TESTO MOSTRATO:
--------------------------------------------------

Sulla riva mi attende una signora dagli occhi celesti che tutte le mattine mi saluta e mi chiede con fare tipicamente Isolano “quando partite” qui i turisti normalmente stanno due o tre giorni e noi cominciamo a “puzzare” e poi io col fatto che sto quasi sempre a scrivere desto sospetto.
Passa Fathi e ci mettiamo a chiacchierare, lui è un pescatore di polpi specialista di nasse e  “gourgoulette” anforette (stile quelle che usava il soldatino in Galenzana), ma la pesca al polpo è ferma inizierà a fine settembre e in questo periodo di stanca ha spostato la sua Feluca da Ouled Kacem a Sidi Frej per vedere di rimediare qualche soldo accompagnando i turisti. Fa soprattutto giretti di qualche ora portando la gente a fare il bagno a largo dove c’è un minimo di fondo, oppure una gita più lunga fino alla spiaggia detta delle mille palme. Fathi è un gigante, ce ne sono tanti sull’Isola, probabilmente perché i corsari insulari tenevano con se i prigionieri più robusti per farne   preziosi alleati come vogatori durante le scorrerie.

--------------------------------------------------

ESERCIZIO PROPOSTO 1: Estrai dal testo mostrato il passo che comincia con "Passa Fathi e" e prosegue fino a "durante le scorrerie.".
ESERCIZIO PROPOSTO 2: Secondo il testo mostrato, in quale periodo inizierà la pesca al polpo?

DATI FORNITI:
--------------------------------------------------

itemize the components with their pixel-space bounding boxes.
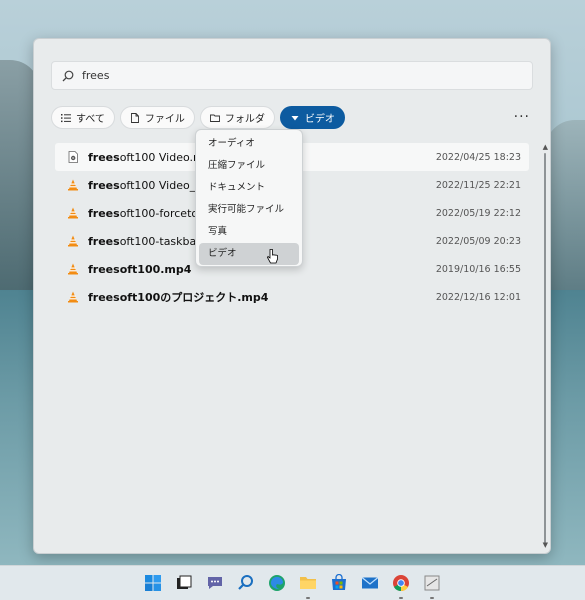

--------------------------------------------------

RISPOSTA COMPLETA 1:
Passa Fathi e ci mettiamo a chiacchierare, lui è un pescatore di polpi specialista di nasse e  “gourgoulette” anforette (stile quelle che usava il soldatino in Galenzana), ma la pesca al polpo è ferma inizierà a fine settembre e in questo periodo di stanca ha spostato la sua Feluca da Ouled Kacem a Sidi Frej per vedere di rimediare qualche soldo accompagnando i turisti. Fa soprattutto giretti di qualche ora portando la gente a fare il bagno a largo dove c’è un minimo di fondo, oppure una gita più lunga fino alla spiaggia detta delle mille palme. Fathi è un gigante, ce ne sono tanti sull’Isola, probabilmente perché i corsari insulari tenevano con se i prigionieri più robusti per farne   preziosi alleati come vogatori durante le scorrerie.

RISPOSTA COMPLETA 2: A fine settembre.